Lines that contain the string "panel" are to be copied; leave out all others.

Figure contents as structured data
◇ ◇ ◇ ◇ ◇ ◇ ◇

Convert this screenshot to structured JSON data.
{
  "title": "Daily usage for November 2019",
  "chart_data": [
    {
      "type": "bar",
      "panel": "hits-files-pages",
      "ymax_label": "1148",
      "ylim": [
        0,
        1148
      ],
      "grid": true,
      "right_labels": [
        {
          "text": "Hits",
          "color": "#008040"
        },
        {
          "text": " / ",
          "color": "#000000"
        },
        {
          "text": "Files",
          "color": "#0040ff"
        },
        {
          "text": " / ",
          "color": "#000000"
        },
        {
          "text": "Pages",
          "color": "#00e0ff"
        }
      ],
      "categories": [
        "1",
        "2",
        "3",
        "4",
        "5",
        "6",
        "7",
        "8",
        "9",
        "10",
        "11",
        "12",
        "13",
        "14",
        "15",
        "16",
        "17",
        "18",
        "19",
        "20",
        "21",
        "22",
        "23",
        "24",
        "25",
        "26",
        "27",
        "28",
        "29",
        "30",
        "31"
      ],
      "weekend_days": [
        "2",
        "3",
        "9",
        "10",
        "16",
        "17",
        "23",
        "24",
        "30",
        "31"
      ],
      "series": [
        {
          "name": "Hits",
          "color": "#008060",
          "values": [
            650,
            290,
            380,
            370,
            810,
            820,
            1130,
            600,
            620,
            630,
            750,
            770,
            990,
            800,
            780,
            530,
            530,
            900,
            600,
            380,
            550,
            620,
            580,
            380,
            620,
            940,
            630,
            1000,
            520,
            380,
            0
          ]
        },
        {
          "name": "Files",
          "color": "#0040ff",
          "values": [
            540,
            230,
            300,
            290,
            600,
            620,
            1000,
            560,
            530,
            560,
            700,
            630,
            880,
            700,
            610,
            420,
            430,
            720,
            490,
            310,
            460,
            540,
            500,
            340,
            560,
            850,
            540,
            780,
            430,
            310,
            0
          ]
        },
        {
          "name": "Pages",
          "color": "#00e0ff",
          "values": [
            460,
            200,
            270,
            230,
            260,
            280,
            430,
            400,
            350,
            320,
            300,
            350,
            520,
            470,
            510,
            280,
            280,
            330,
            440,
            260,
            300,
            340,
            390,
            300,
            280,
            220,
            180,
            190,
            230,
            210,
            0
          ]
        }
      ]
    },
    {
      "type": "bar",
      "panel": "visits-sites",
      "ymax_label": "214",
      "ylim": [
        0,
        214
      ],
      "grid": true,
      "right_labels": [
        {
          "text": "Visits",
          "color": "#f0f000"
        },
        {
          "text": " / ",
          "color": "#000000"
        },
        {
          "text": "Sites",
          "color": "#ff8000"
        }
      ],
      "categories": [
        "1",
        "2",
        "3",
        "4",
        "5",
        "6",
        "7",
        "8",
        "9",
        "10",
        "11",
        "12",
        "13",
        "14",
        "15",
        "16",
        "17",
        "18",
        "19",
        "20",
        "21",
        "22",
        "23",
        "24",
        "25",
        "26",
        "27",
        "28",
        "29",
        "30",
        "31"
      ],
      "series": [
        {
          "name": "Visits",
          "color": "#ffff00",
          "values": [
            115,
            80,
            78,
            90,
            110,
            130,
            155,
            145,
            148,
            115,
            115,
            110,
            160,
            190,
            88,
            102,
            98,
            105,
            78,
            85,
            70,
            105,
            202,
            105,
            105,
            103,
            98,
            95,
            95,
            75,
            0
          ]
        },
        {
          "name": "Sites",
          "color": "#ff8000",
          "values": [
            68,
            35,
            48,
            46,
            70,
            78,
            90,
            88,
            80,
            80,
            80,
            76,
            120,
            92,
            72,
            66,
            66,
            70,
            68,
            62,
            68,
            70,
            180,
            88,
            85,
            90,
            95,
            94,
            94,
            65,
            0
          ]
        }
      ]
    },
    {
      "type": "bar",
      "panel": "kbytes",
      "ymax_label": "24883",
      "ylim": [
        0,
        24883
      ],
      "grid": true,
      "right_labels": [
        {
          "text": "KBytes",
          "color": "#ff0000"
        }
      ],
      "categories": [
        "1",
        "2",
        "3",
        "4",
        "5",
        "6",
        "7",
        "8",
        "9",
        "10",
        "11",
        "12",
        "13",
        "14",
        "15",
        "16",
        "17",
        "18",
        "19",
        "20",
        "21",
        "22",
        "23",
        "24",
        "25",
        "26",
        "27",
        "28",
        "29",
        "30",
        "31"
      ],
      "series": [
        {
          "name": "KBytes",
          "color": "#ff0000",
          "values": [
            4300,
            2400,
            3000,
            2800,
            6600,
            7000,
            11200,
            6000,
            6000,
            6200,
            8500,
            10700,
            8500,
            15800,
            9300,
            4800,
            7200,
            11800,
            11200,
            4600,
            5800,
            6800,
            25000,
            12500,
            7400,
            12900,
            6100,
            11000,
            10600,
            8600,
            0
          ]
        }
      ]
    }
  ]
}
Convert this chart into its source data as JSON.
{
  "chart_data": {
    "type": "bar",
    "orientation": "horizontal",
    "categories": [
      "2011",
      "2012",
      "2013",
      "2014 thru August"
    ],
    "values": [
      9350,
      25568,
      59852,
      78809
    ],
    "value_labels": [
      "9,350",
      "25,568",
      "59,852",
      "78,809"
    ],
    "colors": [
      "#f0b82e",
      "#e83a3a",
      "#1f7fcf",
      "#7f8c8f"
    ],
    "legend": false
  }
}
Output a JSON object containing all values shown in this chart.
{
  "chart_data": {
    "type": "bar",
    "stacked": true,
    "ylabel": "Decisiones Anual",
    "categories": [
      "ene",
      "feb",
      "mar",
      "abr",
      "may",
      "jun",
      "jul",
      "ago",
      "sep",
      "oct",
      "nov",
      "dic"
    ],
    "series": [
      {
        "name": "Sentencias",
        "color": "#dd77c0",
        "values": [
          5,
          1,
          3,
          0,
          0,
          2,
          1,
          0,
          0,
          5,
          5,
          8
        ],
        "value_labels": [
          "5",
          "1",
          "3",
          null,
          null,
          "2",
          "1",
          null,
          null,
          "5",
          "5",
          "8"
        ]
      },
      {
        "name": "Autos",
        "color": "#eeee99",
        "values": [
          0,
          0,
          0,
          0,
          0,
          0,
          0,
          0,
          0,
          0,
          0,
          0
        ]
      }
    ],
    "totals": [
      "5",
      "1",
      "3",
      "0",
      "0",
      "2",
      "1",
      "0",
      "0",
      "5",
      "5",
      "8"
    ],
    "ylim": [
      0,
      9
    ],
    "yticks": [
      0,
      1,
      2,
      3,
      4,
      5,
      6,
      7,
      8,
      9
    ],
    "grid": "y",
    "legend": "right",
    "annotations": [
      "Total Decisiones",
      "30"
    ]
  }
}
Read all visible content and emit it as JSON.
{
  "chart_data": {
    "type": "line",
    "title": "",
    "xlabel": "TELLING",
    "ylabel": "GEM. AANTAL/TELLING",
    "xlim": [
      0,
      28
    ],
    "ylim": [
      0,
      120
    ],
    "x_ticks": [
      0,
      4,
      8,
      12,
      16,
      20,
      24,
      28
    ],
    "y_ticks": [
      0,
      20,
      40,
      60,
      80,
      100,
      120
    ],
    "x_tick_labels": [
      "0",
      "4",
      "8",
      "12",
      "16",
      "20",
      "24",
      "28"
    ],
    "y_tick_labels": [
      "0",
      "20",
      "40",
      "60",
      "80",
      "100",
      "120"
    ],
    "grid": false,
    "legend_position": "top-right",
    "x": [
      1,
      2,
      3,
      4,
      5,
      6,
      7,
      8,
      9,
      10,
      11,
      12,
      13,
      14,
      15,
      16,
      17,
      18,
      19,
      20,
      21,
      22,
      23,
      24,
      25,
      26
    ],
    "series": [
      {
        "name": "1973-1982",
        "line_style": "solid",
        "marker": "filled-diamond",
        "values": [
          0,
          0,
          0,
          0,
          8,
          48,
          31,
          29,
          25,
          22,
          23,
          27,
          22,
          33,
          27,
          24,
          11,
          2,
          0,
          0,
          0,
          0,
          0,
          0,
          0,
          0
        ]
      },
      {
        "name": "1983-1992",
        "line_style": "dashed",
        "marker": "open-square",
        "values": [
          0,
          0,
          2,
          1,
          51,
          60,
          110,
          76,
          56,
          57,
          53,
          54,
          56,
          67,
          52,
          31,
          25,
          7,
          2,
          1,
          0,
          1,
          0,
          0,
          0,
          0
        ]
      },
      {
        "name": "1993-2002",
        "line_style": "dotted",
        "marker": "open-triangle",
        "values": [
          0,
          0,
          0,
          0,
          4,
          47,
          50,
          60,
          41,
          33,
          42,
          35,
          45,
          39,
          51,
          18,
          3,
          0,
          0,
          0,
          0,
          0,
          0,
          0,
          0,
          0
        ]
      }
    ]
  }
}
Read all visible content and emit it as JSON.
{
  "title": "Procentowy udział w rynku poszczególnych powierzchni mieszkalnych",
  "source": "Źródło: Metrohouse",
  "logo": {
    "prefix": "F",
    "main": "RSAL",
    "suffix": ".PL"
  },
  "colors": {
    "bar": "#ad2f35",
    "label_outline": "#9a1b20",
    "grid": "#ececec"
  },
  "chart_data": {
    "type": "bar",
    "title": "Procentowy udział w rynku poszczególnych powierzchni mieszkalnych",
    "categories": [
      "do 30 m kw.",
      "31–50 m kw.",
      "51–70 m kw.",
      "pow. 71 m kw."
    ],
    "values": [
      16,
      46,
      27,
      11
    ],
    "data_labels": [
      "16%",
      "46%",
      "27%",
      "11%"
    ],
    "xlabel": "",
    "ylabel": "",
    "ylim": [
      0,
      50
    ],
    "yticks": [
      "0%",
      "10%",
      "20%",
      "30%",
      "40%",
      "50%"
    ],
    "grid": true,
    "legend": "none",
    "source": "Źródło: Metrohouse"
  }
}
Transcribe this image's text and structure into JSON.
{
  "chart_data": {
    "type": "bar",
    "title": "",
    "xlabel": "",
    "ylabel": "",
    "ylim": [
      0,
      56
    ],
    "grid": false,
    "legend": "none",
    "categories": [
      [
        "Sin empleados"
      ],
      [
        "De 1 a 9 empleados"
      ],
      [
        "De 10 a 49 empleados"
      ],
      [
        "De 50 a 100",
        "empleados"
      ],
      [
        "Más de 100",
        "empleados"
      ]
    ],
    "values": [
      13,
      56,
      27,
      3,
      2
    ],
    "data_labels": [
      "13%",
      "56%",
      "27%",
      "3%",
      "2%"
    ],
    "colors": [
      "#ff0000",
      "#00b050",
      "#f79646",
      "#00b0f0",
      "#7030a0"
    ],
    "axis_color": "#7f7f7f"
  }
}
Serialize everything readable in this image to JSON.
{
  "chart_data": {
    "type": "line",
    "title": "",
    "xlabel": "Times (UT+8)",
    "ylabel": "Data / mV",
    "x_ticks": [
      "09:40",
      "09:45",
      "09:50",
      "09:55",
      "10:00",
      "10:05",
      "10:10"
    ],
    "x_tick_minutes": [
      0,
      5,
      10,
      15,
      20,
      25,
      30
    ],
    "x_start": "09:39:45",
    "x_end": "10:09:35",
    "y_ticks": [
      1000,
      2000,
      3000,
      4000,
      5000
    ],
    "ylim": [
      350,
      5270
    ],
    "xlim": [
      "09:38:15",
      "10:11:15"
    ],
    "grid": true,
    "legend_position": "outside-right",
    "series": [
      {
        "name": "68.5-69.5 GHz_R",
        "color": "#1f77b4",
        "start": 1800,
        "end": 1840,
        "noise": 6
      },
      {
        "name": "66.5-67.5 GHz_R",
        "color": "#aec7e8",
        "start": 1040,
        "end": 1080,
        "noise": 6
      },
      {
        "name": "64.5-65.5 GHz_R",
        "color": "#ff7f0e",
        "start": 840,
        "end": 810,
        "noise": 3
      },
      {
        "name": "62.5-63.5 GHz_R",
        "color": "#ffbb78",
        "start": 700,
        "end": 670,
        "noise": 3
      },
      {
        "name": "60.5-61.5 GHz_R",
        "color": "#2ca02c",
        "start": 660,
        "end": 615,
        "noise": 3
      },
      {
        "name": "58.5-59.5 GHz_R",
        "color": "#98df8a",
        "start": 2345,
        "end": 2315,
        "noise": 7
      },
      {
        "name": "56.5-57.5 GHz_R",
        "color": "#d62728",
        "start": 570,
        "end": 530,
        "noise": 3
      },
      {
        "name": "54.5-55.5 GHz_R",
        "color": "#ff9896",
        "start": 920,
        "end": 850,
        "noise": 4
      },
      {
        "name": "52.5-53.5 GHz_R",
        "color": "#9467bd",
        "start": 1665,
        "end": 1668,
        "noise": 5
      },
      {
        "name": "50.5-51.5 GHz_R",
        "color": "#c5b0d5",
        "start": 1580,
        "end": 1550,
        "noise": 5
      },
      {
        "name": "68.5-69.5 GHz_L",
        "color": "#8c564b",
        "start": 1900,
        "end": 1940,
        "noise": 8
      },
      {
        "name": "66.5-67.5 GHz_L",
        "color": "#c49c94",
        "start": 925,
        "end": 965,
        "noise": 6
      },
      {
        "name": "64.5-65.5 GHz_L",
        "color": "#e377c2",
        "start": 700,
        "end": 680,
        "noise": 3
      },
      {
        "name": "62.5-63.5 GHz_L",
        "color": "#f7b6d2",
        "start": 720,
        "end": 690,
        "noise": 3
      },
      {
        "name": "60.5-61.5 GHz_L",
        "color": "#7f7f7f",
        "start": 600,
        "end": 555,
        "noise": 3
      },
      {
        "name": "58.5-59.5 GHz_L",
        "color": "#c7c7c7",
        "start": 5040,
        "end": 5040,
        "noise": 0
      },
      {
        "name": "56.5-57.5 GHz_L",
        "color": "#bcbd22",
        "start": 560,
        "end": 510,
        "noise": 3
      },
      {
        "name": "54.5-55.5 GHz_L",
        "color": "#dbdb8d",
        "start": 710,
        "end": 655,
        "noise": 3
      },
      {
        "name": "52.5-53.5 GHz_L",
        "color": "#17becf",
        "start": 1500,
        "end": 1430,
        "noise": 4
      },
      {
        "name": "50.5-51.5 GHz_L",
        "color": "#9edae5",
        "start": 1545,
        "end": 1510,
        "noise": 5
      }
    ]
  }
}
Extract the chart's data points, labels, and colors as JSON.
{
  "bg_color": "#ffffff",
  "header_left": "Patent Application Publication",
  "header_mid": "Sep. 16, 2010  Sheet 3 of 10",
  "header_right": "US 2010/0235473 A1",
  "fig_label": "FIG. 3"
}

◇ ◇ ◇ ◇ ◇ ◇ ◇

_SOLUTION:_
      "panel": "hits-files-pages",
      "panel": "visits-sites",
      "panel": "kbytes",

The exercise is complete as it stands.